### [Instructions to follow]
Could you give the data below again, exactly and completely?
______
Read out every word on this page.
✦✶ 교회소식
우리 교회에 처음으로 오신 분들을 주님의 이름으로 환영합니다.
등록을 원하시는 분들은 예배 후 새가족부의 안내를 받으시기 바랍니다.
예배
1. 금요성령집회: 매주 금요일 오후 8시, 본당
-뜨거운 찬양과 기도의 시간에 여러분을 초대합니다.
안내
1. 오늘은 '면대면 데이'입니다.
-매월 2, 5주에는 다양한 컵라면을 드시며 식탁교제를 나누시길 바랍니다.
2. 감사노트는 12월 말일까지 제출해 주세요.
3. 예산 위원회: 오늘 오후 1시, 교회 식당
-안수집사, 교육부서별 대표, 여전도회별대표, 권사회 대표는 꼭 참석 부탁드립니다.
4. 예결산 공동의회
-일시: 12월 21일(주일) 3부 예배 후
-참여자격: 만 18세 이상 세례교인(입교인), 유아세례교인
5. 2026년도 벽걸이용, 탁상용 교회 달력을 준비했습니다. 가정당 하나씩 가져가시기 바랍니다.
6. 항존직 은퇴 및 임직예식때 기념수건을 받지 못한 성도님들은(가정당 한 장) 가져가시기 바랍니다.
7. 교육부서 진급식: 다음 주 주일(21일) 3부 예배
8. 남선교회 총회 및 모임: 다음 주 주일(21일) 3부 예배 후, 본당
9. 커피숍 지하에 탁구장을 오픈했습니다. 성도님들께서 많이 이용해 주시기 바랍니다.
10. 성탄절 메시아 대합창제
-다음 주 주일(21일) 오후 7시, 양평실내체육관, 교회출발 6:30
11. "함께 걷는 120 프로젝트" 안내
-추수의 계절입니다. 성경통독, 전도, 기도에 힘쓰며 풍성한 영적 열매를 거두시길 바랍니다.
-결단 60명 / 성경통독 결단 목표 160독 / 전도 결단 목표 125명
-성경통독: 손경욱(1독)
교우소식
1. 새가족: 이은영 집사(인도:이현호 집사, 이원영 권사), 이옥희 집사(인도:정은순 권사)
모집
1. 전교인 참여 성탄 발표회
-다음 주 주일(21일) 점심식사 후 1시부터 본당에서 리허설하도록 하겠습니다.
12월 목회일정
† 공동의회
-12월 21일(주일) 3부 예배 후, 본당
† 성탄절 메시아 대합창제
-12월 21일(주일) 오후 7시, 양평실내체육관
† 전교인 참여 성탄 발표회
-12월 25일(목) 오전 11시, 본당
______
### [Solved problem]
Read out every word on this page.
✦✶ 교회소식
우리 교회에 처음으로 오신 분들을 주님의 이름으로 환영합니다.
등록을 원하시는 분들은 예배 후 새가족부의 안내를 받으시기 바랍니다.
예배
1. 금요성령집회: 매주 금요일 오후 8시, 본당
-뜨거운 찬양과 기도의 시간에 여러분을 초대합니다.
안내
1. 오늘은 '면대면 데이'입니다.
-매월 2, 5주에는 다양한 컵라면을 드시며 식탁교제를 나누시길 바랍니다.
2. 감사노트는 12월 말일까지 제출해 주세요.
3. 예산 위원회: 오늘 오후 1시, 교회 식당
-안수집사, 교육부서별 대표, 여전도회별대표, 권사회 대표는 꼭 참석 부탁드립니다.
4. 예결산 공동의회
-일시: 12월 21일(주일) 3부 예배 후
-참여자격: 만 18세 이상 세례교인(입교인), 유아세례교인
5. 2026년도 벽걸이용, 탁상용 교회 달력을 준비했습니다. 가정당 하나씩 가져가시기 바랍니다.
6. 항존직 은퇴 및 임직예식때 기념수건을 받지 못한 성도님들은(가정당 한 장) 가져가시기 바랍니다.
7. 교육부서 진급식: 다음 주 주일(21일) 3부 예배
8. 남선교회 총회 및 모임: 다음 주 주일(21일) 3부 예배 후, 본당
9. 커피숍 지하에 탁구장을 오픈했습니다. 성도님들께서 많이 이용해 주시기 바랍니다.
10. 성탄절 메시아 대합창제
-다음 주 주일(21일) 오후 7시, 양평실내체육관, 교회출발 6:30
11. "함께 걷는 120 프로젝트" 안내
-추수의 계절입니다. 성경통독, 전도, 기도에 힘쓰며 풍성한 영적 열매를 거두시길 바랍니다.
-결단 60명 / 성경통독 결단 목표 160독 / 전도 결단 목표 125명
-성경통독: 손경욱(1독)
교우소식
1. 새가족: 이은영 집사(인도:이현호 집사, 이원영 권사), 이옥희 집사(인도:정은순 권사)
모집
1. 전교인 참여 성탄 발표회
-다음 주 주일(21일) 점심식사 후 1시부터 본당에서 리허설하도록 하겠습니다.
12월 목회일정
† 공동의회
-12월 21일(주일) 3부 예배 후, 본당
† 성탄절 메시아 대합창제
-12월 21일(주일) 오후 7시, 양평실내체육관
† 전교인 참여 성탄 발표회
-12월 25일(목) 오전 11시, 본당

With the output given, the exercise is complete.